### [Stated exercise]
Only the number is wanted: count the lines in the data with "https" in them.
## Start Record set
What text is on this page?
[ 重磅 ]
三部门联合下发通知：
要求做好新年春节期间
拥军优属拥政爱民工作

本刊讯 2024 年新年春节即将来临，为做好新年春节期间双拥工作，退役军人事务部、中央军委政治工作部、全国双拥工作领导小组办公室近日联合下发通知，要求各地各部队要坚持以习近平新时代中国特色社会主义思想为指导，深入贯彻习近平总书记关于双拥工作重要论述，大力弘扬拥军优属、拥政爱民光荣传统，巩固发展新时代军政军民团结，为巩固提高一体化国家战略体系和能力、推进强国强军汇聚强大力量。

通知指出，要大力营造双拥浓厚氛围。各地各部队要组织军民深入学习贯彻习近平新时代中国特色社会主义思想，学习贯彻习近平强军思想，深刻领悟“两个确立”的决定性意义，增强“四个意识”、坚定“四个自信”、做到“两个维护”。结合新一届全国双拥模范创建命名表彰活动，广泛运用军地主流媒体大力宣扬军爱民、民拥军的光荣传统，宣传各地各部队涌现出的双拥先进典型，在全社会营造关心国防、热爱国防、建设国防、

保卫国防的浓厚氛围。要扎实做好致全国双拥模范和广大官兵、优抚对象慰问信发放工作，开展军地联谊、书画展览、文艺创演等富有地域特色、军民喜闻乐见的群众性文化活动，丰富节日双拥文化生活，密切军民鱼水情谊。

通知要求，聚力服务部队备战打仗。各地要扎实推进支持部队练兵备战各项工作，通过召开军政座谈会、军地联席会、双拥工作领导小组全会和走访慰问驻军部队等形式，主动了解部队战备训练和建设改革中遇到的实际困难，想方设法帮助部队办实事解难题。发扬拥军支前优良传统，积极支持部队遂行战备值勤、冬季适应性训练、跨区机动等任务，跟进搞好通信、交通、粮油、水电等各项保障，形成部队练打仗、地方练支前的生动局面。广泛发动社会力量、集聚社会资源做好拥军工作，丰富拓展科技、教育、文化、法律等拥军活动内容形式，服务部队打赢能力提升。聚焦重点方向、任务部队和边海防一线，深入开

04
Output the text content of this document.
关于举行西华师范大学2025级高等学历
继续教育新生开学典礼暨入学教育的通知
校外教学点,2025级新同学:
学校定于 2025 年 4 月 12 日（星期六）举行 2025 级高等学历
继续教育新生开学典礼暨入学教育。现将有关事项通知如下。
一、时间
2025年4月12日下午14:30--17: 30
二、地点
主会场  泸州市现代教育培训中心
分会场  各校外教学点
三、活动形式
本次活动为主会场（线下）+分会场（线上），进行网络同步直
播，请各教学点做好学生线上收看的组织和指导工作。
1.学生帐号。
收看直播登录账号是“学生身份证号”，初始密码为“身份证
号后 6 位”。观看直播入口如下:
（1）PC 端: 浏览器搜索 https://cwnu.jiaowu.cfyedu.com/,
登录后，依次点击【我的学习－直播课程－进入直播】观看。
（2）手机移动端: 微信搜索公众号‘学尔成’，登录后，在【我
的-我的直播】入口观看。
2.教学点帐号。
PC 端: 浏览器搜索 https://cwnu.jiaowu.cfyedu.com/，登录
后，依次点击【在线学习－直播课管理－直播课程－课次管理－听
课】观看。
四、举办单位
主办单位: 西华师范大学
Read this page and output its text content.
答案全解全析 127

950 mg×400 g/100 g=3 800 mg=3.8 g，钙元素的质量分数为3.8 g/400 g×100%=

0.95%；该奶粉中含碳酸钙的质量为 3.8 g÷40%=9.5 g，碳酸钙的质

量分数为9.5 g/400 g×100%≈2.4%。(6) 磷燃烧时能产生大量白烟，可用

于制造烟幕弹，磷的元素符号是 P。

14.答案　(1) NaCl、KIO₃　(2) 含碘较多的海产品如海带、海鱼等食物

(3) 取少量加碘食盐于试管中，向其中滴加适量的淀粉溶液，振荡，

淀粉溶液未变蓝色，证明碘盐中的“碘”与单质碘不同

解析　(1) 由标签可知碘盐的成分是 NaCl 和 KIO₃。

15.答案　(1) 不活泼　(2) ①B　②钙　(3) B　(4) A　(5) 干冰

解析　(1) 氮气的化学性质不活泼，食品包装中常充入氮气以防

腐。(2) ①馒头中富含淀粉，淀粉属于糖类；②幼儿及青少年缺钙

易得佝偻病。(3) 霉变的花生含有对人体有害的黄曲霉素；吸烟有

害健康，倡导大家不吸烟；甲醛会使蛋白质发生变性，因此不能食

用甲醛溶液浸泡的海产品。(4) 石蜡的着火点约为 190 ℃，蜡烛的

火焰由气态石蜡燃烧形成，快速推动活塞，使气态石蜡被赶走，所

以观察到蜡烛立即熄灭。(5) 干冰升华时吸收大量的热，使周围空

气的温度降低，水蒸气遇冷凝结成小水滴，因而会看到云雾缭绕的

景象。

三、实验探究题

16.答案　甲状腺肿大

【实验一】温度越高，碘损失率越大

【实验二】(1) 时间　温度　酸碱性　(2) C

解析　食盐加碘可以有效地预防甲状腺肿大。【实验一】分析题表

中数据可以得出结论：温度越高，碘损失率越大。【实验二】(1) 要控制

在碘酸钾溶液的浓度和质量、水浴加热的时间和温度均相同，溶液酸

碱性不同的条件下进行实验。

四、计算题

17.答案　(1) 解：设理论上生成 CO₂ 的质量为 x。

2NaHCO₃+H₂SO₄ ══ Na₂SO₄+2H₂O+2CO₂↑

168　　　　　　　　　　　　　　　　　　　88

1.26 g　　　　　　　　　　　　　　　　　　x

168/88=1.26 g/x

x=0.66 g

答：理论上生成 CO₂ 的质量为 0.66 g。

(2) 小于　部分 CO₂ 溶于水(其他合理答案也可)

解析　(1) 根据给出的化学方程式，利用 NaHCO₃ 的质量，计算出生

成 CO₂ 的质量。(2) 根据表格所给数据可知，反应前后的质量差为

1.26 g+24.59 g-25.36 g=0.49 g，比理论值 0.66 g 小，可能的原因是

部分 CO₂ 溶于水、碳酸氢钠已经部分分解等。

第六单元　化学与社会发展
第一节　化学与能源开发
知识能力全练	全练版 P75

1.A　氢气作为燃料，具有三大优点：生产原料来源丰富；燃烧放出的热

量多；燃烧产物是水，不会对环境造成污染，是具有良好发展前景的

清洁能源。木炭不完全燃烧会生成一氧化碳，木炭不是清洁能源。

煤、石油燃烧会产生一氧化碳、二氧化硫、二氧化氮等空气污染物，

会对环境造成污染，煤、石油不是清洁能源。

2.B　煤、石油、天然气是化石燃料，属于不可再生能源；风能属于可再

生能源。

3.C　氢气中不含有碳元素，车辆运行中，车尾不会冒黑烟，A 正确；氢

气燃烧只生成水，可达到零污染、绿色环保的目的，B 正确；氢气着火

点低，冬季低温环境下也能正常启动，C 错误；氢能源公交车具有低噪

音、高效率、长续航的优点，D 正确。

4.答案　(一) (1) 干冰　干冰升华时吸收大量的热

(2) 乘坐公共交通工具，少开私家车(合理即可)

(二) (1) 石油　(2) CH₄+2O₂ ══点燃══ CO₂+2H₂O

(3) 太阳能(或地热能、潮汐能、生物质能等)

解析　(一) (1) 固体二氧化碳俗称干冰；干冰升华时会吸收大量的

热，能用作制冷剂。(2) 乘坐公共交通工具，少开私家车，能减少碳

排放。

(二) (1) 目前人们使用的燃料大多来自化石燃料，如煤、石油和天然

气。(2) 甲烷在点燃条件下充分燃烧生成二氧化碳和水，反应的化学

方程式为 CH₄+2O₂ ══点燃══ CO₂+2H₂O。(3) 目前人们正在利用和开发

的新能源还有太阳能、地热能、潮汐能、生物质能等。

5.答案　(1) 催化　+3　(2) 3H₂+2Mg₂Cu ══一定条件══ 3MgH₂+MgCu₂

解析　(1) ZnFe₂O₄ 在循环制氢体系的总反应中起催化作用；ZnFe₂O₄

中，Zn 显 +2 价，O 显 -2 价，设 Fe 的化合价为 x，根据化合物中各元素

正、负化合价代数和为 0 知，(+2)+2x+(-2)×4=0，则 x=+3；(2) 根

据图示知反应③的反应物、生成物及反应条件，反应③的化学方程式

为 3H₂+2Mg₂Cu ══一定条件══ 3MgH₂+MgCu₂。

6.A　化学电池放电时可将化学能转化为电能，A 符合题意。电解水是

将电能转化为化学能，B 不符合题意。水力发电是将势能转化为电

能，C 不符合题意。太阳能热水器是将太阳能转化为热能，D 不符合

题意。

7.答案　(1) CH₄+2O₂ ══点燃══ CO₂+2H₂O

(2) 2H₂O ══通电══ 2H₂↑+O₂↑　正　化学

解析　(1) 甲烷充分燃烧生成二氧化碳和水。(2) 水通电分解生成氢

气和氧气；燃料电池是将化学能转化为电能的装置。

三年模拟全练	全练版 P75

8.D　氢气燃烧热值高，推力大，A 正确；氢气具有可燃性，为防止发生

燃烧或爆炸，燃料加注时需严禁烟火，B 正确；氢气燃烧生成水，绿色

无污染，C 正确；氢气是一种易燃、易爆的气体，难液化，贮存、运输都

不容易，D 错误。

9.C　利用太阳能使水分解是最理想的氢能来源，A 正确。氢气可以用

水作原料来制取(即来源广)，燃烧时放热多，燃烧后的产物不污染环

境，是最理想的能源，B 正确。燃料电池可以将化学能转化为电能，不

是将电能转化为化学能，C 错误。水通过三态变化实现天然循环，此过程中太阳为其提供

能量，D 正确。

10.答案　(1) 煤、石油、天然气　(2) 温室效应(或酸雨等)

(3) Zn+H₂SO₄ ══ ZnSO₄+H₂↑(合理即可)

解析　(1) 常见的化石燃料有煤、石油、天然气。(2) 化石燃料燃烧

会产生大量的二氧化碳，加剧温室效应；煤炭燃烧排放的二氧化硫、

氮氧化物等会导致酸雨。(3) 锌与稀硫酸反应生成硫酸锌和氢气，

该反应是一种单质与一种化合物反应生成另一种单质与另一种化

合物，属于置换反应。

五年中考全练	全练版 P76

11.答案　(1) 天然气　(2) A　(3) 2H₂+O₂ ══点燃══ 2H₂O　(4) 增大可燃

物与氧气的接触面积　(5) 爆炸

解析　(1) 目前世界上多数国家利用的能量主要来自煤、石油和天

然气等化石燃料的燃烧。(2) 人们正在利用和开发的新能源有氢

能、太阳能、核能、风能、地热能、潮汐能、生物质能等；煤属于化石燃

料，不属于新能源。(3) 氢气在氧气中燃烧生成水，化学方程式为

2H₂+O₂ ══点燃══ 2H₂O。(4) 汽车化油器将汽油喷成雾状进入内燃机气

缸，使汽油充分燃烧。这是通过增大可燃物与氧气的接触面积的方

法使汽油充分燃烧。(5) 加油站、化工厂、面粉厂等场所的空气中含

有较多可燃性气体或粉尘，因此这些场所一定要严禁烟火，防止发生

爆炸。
## End Record set
### [Exercise result]
2